Repeat only the lines from the one holding "Output the text content of this document." down to the last line of the listing below, including both of those lines.

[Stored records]
+ + + + +

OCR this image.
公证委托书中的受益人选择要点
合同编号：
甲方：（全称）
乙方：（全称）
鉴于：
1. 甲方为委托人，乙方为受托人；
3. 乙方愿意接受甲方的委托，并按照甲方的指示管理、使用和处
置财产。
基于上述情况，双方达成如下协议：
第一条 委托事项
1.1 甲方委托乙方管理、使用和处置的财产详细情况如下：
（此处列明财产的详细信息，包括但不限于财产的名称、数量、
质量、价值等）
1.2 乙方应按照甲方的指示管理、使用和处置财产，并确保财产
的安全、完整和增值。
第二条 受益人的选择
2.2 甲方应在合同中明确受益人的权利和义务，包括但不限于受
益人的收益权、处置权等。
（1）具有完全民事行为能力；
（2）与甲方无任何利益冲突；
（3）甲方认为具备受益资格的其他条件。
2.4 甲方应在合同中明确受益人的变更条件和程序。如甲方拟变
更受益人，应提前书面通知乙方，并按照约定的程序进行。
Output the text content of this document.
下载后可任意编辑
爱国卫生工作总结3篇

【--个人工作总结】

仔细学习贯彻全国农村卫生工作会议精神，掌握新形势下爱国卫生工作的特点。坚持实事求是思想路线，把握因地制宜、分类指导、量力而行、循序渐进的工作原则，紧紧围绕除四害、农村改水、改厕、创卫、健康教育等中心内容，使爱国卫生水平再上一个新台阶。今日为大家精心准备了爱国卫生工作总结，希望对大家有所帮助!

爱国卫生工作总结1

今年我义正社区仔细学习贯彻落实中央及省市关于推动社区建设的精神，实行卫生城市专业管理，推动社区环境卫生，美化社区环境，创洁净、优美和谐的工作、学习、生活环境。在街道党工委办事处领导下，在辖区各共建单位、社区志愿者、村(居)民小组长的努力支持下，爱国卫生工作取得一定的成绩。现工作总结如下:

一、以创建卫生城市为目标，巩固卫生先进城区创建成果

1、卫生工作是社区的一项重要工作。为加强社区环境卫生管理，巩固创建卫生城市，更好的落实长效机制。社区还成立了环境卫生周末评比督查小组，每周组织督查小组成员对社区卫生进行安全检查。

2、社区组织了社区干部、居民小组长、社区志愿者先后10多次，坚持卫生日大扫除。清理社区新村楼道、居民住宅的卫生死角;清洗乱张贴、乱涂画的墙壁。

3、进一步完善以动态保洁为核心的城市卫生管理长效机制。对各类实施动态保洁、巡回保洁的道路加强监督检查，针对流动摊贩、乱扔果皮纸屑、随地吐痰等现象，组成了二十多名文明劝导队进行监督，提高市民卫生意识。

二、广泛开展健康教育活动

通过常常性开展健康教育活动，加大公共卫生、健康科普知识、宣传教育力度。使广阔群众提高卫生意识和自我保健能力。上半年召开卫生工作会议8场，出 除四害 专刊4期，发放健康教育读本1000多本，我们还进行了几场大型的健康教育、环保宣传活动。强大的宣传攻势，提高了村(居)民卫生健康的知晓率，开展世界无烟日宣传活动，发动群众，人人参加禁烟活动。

+ + + + +

WRITTEN ANSWER
Output the text content of this document.
下载后可任意编辑
爱国卫生工作总结3篇

【--个人工作总结】

仔细学习贯彻全国农村卫生工作会议精神，掌握新形势下爱国卫生工作的特点。坚持实事求是思想路线，把握因地制宜、分类指导、量力而行、循序渐进的工作原则，紧紧围绕除四害、农村改水、改厕、创卫、健康教育等中心内容，使爱国卫生水平再上一个新台阶。今日为大家精心准备了爱国卫生工作总结，希望对大家有所帮助!

爱国卫生工作总结1

今年我义正社区仔细学习贯彻落实中央及省市关于推动社区建设的精神，实行卫生城市专业管理，推动社区环境卫生，美化社区环境，创洁净、优美和谐的工作、学习、生活环境。在街道党工委办事处领导下，在辖区各共建单位、社区志愿者、村(居)民小组长的努力支持下，爱国卫生工作取得一定的成绩。现工作总结如下:

一、以创建卫生城市为目标，巩固卫生先进城区创建成果

1、卫生工作是社区的一项重要工作。为加强社区环境卫生管理，巩固创建卫生城市，更好的落实长效机制。社区还成立了环境卫生周末评比督查小组，每周组织督查小组成员对社区卫生进行安全检查。

2、社区组织了社区干部、居民小组长、社区志愿者先后10多次，坚持卫生日大扫除。清理社区新村楼道、居民住宅的卫生死角;清洗乱张贴、乱涂画的墙壁。

3、进一步完善以动态保洁为核心的城市卫生管理长效机制。对各类实施动态保洁、巡回保洁的道路加强监督检查，针对流动摊贩、乱扔果皮纸屑、随地吐痰等现象，组成了二十多名文明劝导队进行监督，提高市民卫生意识。

二、广泛开展健康教育活动

通过常常性开展健康教育活动，加大公共卫生、健康科普知识、宣传教育力度。使广阔群众提高卫生意识和自我保健能力。上半年召开卫生工作会议8场，出 除四害 专刊4期，发放健康教育读本1000多本，我们还进行了几场大型的健康教育、环保宣传活动。强大的宣传攻势，提高了村(居)民卫生健康的知晓率，开展世界无烟日宣传活动，发动群众，人人参加禁烟活动。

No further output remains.